SET EXERCISE: Copy the records below exactly, omitting any pictures they contain.

SOURCE RECORDS:
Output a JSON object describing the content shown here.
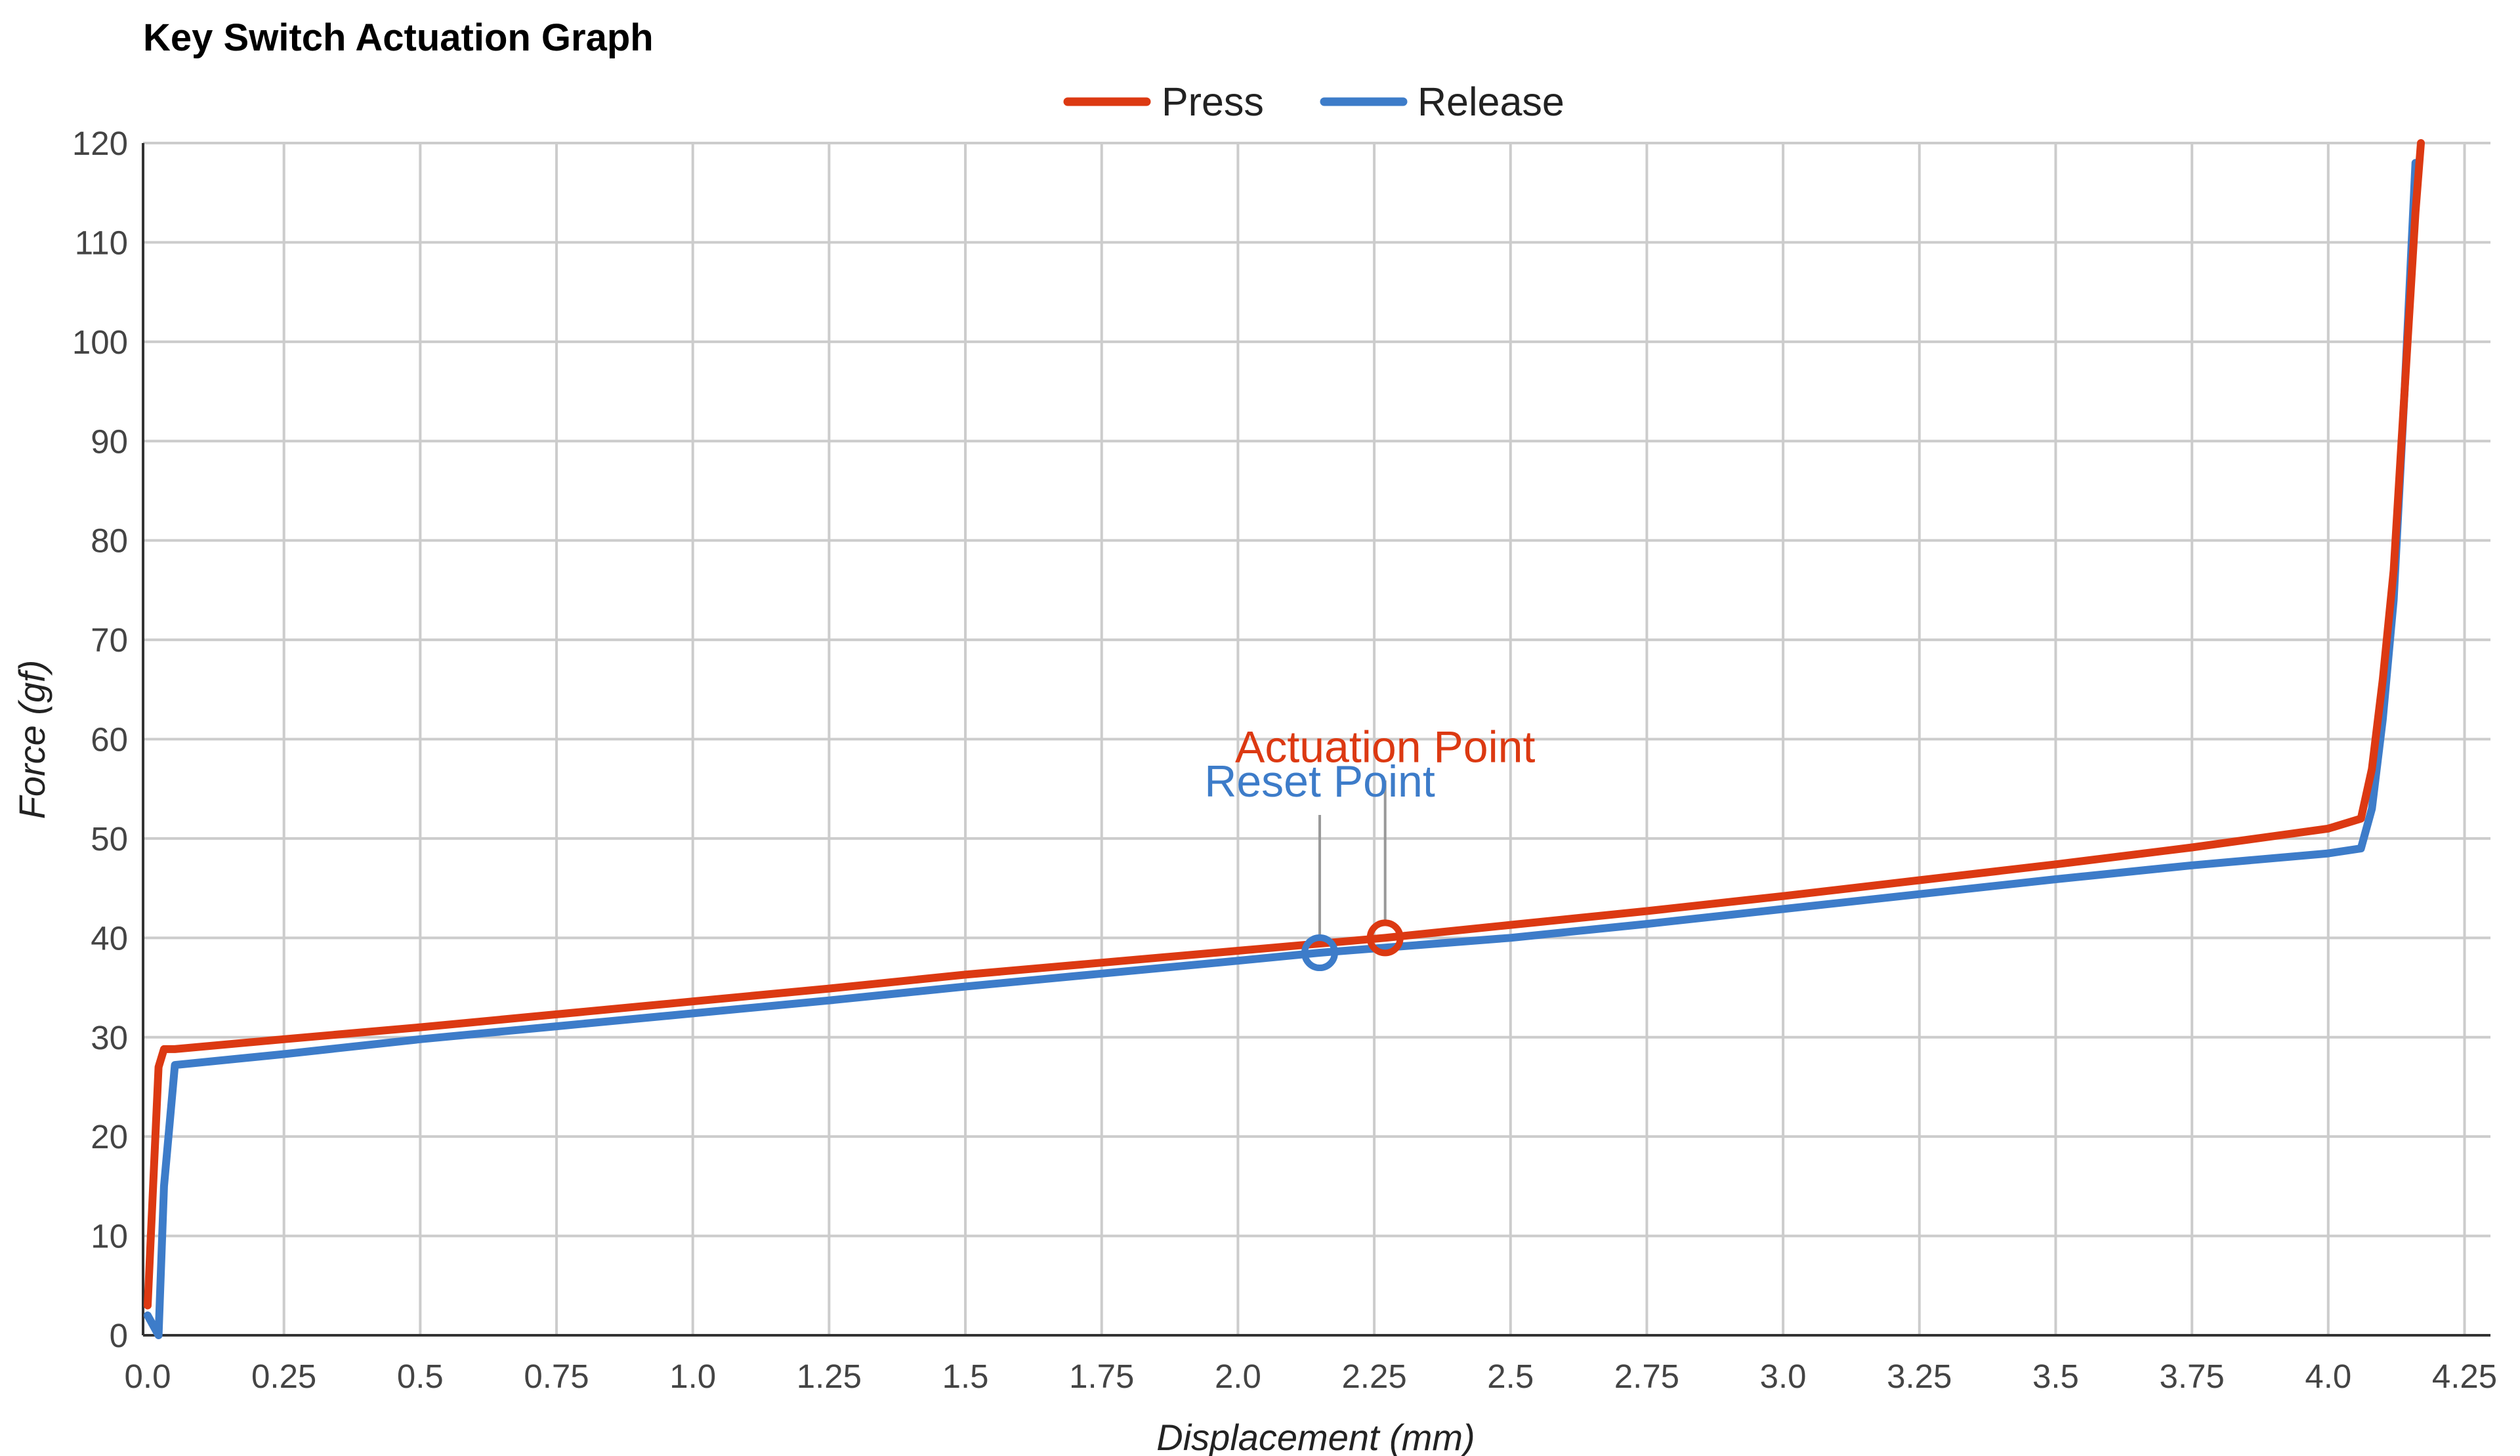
{
  "chart_data": {
    "type": "line",
    "title": "Key Switch Actuation Graph",
    "xlabel": "Displacement (mm)",
    "ylabel": "Force (gf)",
    "xlim": [
      0,
      4.3
    ],
    "ylim": [
      0,
      120
    ],
    "x_ticks": [
      0,
      0.25,
      0.5,
      0.75,
      1.0,
      1.25,
      1.5,
      1.75,
      2.0,
      2.25,
      2.5,
      2.75,
      3.0,
      3.25,
      3.5,
      3.75,
      4.0,
      4.25
    ],
    "x_tick_labels": [
      "0.0",
      "0.25",
      "0.5",
      "0.75",
      "1.0",
      "1.25",
      "1.5",
      "1.75",
      "2.0",
      "2.25",
      "2.5",
      "2.75",
      "3.0",
      "3.25",
      "3.5",
      "3.75",
      "4.0",
      "4.25"
    ],
    "y_ticks": [
      0,
      10,
      20,
      30,
      40,
      50,
      60,
      70,
      80,
      90,
      100,
      110,
      120
    ],
    "y_tick_labels": [
      "0",
      "10",
      "20",
      "30",
      "40",
      "50",
      "60",
      "70",
      "80",
      "90",
      "100",
      "110",
      "120"
    ],
    "grid": true,
    "legend_position": "top-center",
    "series": [
      {
        "name": "Press",
        "color": "#dc3912",
        "x": [
          0.0,
          0.01,
          0.02,
          0.03,
          0.05,
          0.25,
          0.5,
          0.75,
          1.0,
          1.25,
          1.5,
          1.75,
          2.0,
          2.27,
          2.5,
          2.75,
          3.0,
          3.25,
          3.5,
          3.75,
          4.0,
          4.06,
          4.08,
          4.1,
          4.12,
          4.14,
          4.16,
          4.17
        ],
        "values": [
          3,
          15,
          27,
          28.8,
          28.8,
          29.8,
          31.0,
          32.3,
          33.6,
          34.9,
          36.3,
          37.5,
          38.7,
          40.0,
          41.3,
          42.7,
          44.2,
          45.8,
          47.4,
          49.1,
          51.0,
          52.0,
          57,
          66,
          77,
          95,
          113,
          120
        ]
      },
      {
        "name": "Release",
        "color": "#3d7cc9",
        "x": [
          0.0,
          0.02,
          0.03,
          0.05,
          0.25,
          0.5,
          0.75,
          1.0,
          1.25,
          1.5,
          1.75,
          2.0,
          2.15,
          2.5,
          2.75,
          3.0,
          3.25,
          3.5,
          3.75,
          4.0,
          4.06,
          4.08,
          4.1,
          4.12,
          4.14,
          4.16
        ],
        "values": [
          2,
          0,
          15,
          27.2,
          28.3,
          29.8,
          31.1,
          32.4,
          33.7,
          35.1,
          36.4,
          37.7,
          38.5,
          40.0,
          41.4,
          42.9,
          44.4,
          45.9,
          47.3,
          48.5,
          49.0,
          53,
          62,
          74,
          95,
          118
        ]
      }
    ],
    "annotations": [
      {
        "label": "Actuation Point",
        "series": "Press",
        "x": 2.27,
        "y": 40.0,
        "color": "#dc3912"
      },
      {
        "label": "Reset Point",
        "series": "Release",
        "x": 2.15,
        "y": 38.5,
        "color": "#3d7cc9"
      }
    ]
  }
}
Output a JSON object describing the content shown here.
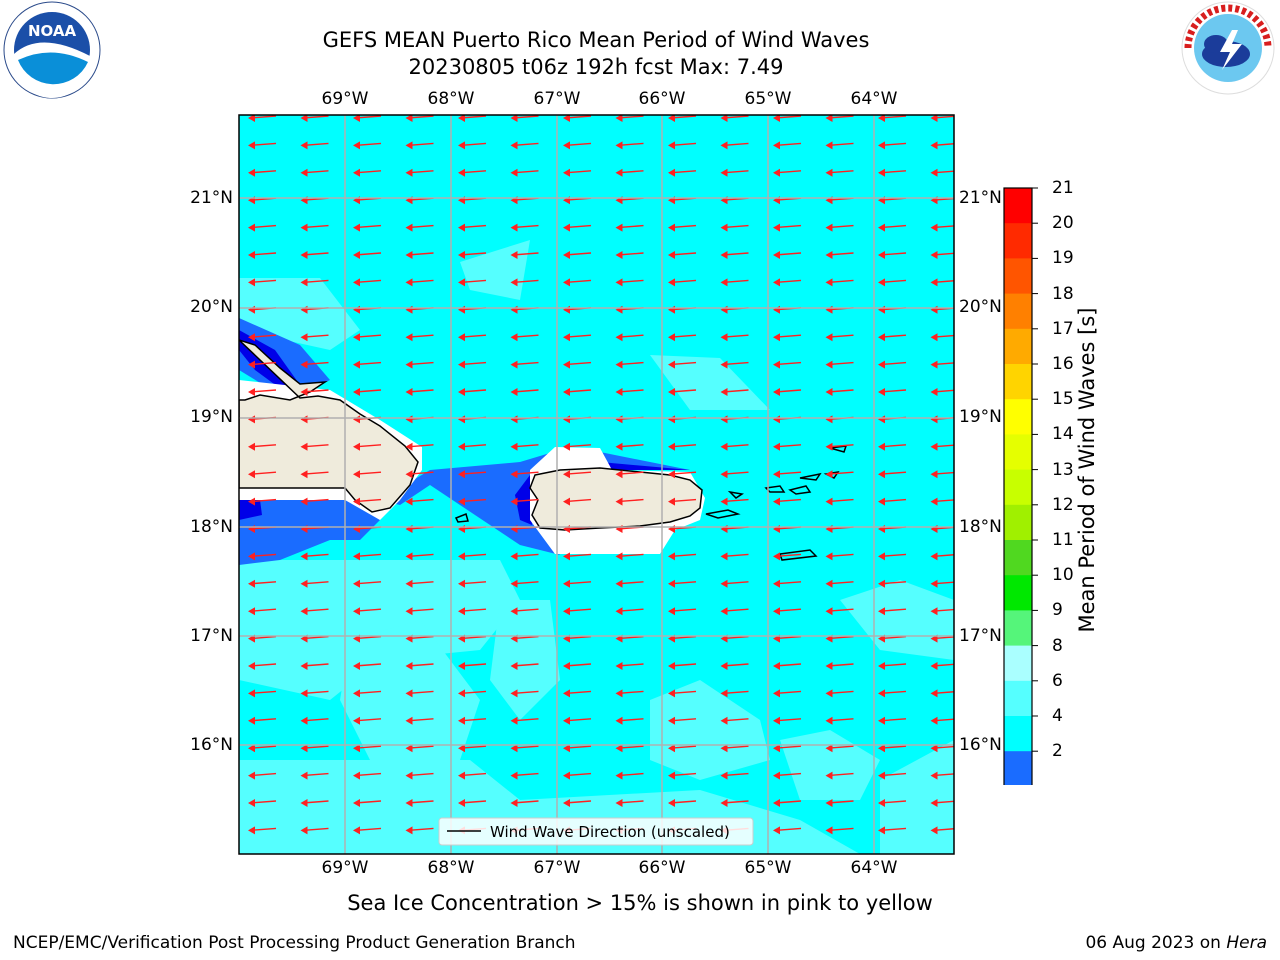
{
  "title": {
    "line1": "GEFS MEAN Puerto Rico Mean Period of Wind Waves",
    "line2": "20230805 t06z 192h fcst   Max: 7.49"
  },
  "map": {
    "lon_labels": [
      "69°W",
      "68°W",
      "67°W",
      "66°W",
      "65°W",
      "64°W"
    ],
    "lat_labels": [
      "21°N",
      "20°N",
      "19°N",
      "18°N",
      "17°N",
      "16°N"
    ],
    "legend_label": "Wind Wave Direction (unscaled)",
    "colors": {
      "land": "#efebdc",
      "water_4_6": "#00ffff",
      "water_6_8": "#55ffff",
      "water_2_4": "#1a6cff",
      "water_0_2": "#0000e8",
      "arrow": "#ff2020"
    }
  },
  "colorbar": {
    "title": "Mean Period of Wind Waves [s]",
    "ticks": [
      "21",
      "20",
      "19",
      "18",
      "17",
      "16",
      "15",
      "14",
      "13",
      "12",
      "11",
      "10",
      "9",
      "8",
      "6",
      "4",
      "2"
    ],
    "colors": [
      "#ff0000",
      "#ff2a00",
      "#ff5500",
      "#ff8000",
      "#ffaa00",
      "#ffd400",
      "#ffff00",
      "#e5ff00",
      "#c8ff00",
      "#a0f000",
      "#50d820",
      "#00e800",
      "#55f57a",
      "#aaffff",
      "#55ffff",
      "#00ffff",
      "#1a6cff"
    ],
    "under_color": "#0000e8"
  },
  "logos": {
    "noaa_text": "NOAA",
    "noaa_ring": "NATIONAL OCEANIC AND ATMOSPHERIC ADMINISTRATION · U.S. DEPARTMENT OF COMMERCE",
    "nws_ring": "NATIONAL WEATHER SERVICE"
  },
  "caption": "Sea Ice Concentration > 15% is shown in pink to yellow",
  "footer": {
    "left": "NCEP/EMC/Verification Post Processing Product Generation Branch",
    "right_prefix": "06 Aug 2023 on ",
    "right_host": "Hera"
  }
}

THE OUTPUT:
Output a JSON object describing the content shown here.
{
  "chart_data": {
    "type": "line",
    "title": "Key Switch Actuation Graph",
    "xlabel": "Displacement (mm)",
    "ylabel": "Force (gf)",
    "xlim": [
      0,
      4.3
    ],
    "ylim": [
      0,
      120
    ],
    "x_ticks": [
      0,
      0.25,
      0.5,
      0.75,
      1.0,
      1.25,
      1.5,
      1.75,
      2.0,
      2.25,
      2.5,
      2.75,
      3.0,
      3.25,
      3.5,
      3.75,
      4.0,
      4.25
    ],
    "x_tick_labels": [
      "0.0",
      "0.25",
      "0.5",
      "0.75",
      "1.0",
      "1.25",
      "1.5",
      "1.75",
      "2.0",
      "2.25",
      "2.5",
      "2.75",
      "3.0",
      "3.25",
      "3.5",
      "3.75",
      "4.0",
      "4.25"
    ],
    "y_ticks": [
      0,
      10,
      20,
      30,
      40,
      50,
      60,
      70,
      80,
      90,
      100,
      110,
      120
    ],
    "y_tick_labels": [
      "0",
      "10",
      "20",
      "30",
      "40",
      "50",
      "60",
      "70",
      "80",
      "90",
      "100",
      "110",
      "120"
    ],
    "grid": true,
    "legend_position": "top-center",
    "series": [
      {
        "name": "Press",
        "color": "#dc3912",
        "x": [
          0.0,
          0.01,
          0.02,
          0.03,
          0.05,
          0.25,
          0.5,
          0.75,
          1.0,
          1.25,
          1.5,
          1.75,
          2.0,
          2.27,
          2.5,
          2.75,
          3.0,
          3.25,
          3.5,
          3.75,
          4.0,
          4.06,
          4.08,
          4.1,
          4.12,
          4.14,
          4.16,
          4.17
        ],
        "values": [
          3,
          15,
          27,
          28.8,
          28.8,
          29.8,
          31.0,
          32.3,
          33.6,
          34.9,
          36.3,
          37.5,
          38.7,
          40.0,
          41.3,
          42.7,
          44.2,
          45.8,
          47.4,
          49.1,
          51.0,
          52.0,
          57,
          66,
          77,
          95,
          113,
          120
        ]
      },
      {
        "name": "Release",
        "color": "#3d7cc9",
        "x": [
          0.0,
          0.02,
          0.03,
          0.05,
          0.25,
          0.5,
          0.75,
          1.0,
          1.25,
          1.5,
          1.75,
          2.0,
          2.15,
          2.5,
          2.75,
          3.0,
          3.25,
          3.5,
          3.75,
          4.0,
          4.06,
          4.08,
          4.1,
          4.12,
          4.14,
          4.16
        ],
        "values": [
          2,
          0,
          15,
          27.2,
          28.3,
          29.8,
          31.1,
          32.4,
          33.7,
          35.1,
          36.4,
          37.7,
          38.5,
          40.0,
          41.4,
          42.9,
          44.4,
          45.9,
          47.3,
          48.5,
          49.0,
          53,
          62,
          74,
          95,
          118
        ]
      }
    ],
    "annotations": [
      {
        "label": "Actuation Point",
        "series": "Press",
        "x": 2.27,
        "y": 40.0,
        "color": "#dc3912"
      },
      {
        "label": "Reset Point",
        "series": "Release",
        "x": 2.15,
        "y": 38.5,
        "color": "#3d7cc9"
      }
    ]
  }
}
Output a JSON object describing the content shown here.
{
  "title": {
    "line1": "GEFS MEAN Puerto Rico Mean Period of Wind Waves",
    "line2": "20230805 t06z 192h fcst   Max: 7.49"
  },
  "map": {
    "lon_labels": [
      "69°W",
      "68°W",
      "67°W",
      "66°W",
      "65°W",
      "64°W"
    ],
    "lat_labels": [
      "21°N",
      "20°N",
      "19°N",
      "18°N",
      "17°N",
      "16°N"
    ],
    "legend_label": "Wind Wave Direction (unscaled)",
    "colors": {
      "land": "#efebdc",
      "water_4_6": "#00ffff",
      "water_6_8": "#55ffff",
      "water_2_4": "#1a6cff",
      "water_0_2": "#0000e8",
      "arrow": "#ff2020"
    }
  },
  "colorbar": {
    "title": "Mean Period of Wind Waves [s]",
    "ticks": [
      "21",
      "20",
      "19",
      "18",
      "17",
      "16",
      "15",
      "14",
      "13",
      "12",
      "11",
      "10",
      "9",
      "8",
      "6",
      "4",
      "2"
    ],
    "colors": [
      "#ff0000",
      "#ff2a00",
      "#ff5500",
      "#ff8000",
      "#ffaa00",
      "#ffd400",
      "#ffff00",
      "#e5ff00",
      "#c8ff00",
      "#a0f000",
      "#50d820",
      "#00e800",
      "#55f57a",
      "#aaffff",
      "#55ffff",
      "#00ffff",
      "#1a6cff"
    ],
    "under_color": "#0000e8"
  },
  "logos": {
    "noaa_text": "NOAA",
    "noaa_ring": "NATIONAL OCEANIC AND ATMOSPHERIC ADMINISTRATION · U.S. DEPARTMENT OF COMMERCE",
    "nws_ring": "NATIONAL WEATHER SERVICE"
  },
  "caption": "Sea Ice Concentration > 15% is shown in pink to yellow",
  "footer": {
    "left": "NCEP/EMC/Verification Post Processing Product Generation Branch",
    "right_prefix": "06 Aug 2023 on ",
    "right_host": "Hera"
  }
}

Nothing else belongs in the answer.